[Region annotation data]
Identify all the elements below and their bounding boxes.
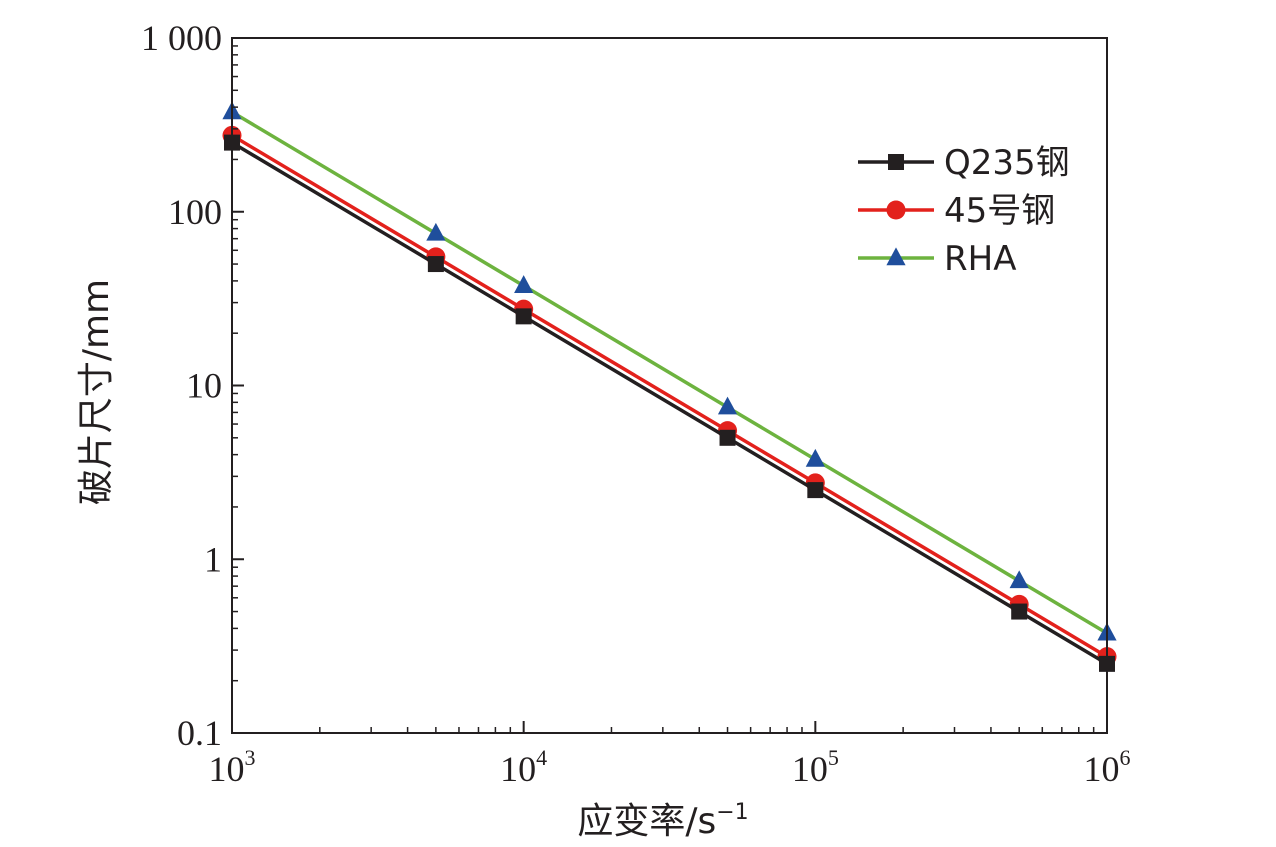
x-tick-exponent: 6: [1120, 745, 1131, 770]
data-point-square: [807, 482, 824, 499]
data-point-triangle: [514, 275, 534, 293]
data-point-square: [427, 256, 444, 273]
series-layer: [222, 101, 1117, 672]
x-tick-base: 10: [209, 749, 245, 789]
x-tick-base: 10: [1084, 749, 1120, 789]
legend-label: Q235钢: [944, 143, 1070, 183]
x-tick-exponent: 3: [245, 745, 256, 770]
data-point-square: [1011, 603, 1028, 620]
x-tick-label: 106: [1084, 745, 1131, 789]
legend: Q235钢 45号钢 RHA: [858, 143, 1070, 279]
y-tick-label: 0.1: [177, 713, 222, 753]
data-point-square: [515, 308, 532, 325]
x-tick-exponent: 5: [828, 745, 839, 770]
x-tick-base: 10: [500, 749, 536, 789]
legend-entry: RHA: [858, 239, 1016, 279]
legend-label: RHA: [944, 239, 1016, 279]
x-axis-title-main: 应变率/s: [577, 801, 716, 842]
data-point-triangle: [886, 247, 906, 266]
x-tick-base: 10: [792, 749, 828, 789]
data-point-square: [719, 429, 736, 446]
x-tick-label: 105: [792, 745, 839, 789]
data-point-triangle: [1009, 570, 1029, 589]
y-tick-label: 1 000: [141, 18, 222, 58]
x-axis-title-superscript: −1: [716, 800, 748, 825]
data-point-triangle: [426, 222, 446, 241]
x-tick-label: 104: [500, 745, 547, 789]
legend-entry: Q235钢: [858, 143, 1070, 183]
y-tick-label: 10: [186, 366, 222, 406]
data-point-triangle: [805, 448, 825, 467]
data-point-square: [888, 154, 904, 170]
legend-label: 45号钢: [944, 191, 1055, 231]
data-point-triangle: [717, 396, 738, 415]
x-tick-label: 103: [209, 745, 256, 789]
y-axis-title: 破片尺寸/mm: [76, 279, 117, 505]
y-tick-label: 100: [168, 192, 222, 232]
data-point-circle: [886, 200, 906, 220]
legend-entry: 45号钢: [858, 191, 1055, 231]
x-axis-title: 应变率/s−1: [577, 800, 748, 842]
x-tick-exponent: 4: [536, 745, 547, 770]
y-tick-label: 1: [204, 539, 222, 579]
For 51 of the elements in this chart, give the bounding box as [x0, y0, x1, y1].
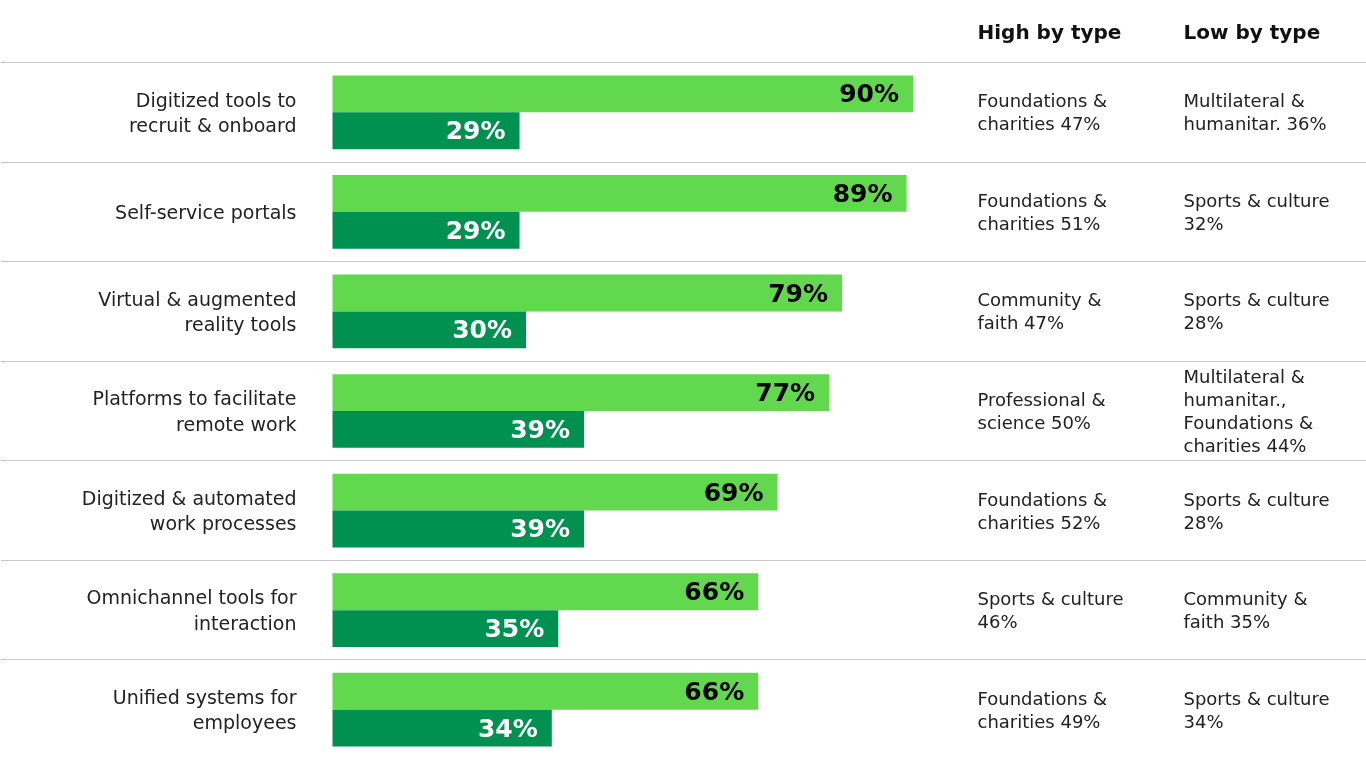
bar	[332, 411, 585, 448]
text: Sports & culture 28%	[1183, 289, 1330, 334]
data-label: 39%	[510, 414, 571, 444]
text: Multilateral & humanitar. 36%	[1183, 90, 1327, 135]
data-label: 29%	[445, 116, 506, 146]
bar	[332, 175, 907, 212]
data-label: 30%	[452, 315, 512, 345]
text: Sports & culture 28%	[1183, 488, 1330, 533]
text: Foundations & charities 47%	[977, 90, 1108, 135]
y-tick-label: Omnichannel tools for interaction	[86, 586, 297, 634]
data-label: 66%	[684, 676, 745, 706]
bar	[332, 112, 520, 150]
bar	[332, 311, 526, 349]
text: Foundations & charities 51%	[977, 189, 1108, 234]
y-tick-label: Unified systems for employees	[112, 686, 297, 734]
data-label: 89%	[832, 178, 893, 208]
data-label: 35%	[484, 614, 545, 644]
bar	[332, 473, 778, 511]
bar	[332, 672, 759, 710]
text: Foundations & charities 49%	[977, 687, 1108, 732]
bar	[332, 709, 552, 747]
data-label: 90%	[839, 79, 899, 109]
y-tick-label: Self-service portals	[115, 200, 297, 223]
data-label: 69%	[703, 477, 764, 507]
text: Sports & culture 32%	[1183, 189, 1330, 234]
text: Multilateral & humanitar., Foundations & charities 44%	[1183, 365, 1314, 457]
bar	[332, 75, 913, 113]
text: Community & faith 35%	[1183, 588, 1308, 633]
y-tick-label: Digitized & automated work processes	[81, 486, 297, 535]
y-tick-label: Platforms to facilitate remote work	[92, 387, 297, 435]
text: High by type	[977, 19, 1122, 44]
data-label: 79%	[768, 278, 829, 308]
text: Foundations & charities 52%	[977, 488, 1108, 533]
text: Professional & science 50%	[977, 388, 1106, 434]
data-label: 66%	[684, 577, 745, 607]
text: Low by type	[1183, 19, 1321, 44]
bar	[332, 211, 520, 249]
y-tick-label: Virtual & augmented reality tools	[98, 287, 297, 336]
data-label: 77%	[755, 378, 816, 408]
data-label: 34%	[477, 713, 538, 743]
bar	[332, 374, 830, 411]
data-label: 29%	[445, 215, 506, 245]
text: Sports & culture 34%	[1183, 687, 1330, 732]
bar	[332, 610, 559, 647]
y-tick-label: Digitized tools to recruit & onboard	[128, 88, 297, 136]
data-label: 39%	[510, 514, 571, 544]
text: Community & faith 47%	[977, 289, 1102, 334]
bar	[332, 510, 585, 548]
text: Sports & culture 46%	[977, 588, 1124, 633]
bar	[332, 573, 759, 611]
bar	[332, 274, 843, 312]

» **EXERCISE DIRECTIONS**:
Could you reproduce the data word for word, beginning at the line that contains "411, 585, 448]" and stopping after the line that contains "311, 526, 349]"?

» **TASK RESULT**:
bar	[332, 411, 585, 448]
text: Sports & culture 28%	[1183, 289, 1330, 334]
data-label: 39%	[510, 414, 571, 444]
text: Multilateral & humanitar. 36%	[1183, 90, 1327, 135]
data-label: 29%	[445, 116, 506, 146]
bar	[332, 175, 907, 212]
data-label: 30%	[452, 315, 512, 345]
text: Sports & culture 28%	[1183, 488, 1330, 533]
text: Foundations & charities 47%	[977, 90, 1108, 135]
y-tick-label: Omnichannel tools for interaction	[86, 586, 297, 634]
data-label: 66%	[684, 676, 745, 706]
bar	[332, 112, 520, 150]
bar	[332, 311, 526, 349]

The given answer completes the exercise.